• [What to work on]: Find every line containing the word "Code" and report the count, nothing more.

• [Dataset records]:
-- start --

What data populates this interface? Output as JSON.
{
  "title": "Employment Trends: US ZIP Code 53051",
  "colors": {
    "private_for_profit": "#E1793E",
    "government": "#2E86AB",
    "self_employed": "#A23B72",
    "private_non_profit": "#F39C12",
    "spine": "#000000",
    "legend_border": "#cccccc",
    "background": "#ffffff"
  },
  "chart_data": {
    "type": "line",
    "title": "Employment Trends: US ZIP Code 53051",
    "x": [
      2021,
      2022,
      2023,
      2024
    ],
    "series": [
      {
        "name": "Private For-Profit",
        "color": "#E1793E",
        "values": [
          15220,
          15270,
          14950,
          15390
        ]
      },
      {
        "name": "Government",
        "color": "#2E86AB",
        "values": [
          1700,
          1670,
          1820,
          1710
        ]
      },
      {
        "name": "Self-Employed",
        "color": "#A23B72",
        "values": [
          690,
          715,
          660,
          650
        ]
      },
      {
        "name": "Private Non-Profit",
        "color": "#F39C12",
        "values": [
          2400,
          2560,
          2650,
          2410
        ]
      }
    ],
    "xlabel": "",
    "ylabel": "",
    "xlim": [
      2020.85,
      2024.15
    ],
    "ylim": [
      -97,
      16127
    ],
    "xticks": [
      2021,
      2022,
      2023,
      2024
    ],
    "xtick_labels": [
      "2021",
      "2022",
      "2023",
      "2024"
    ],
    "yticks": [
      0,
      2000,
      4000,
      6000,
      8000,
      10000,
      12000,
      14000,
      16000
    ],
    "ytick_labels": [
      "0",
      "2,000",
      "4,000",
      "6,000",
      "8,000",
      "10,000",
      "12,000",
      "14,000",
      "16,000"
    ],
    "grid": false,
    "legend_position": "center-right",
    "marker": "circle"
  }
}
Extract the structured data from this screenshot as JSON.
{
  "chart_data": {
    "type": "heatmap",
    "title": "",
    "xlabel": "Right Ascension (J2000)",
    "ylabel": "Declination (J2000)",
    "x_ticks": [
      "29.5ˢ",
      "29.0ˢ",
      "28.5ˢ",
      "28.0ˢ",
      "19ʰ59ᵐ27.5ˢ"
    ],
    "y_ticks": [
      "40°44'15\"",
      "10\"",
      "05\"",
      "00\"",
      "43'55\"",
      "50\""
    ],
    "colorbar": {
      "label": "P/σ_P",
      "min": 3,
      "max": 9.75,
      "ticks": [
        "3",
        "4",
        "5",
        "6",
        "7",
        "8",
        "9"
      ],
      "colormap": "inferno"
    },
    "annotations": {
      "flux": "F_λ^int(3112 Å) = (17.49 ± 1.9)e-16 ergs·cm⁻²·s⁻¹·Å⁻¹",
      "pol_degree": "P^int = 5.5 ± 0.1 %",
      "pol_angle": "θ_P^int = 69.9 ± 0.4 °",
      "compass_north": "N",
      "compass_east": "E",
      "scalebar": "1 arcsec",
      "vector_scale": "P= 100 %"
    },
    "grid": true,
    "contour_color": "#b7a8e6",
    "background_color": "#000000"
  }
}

-- end --

• [Solved problem]: 2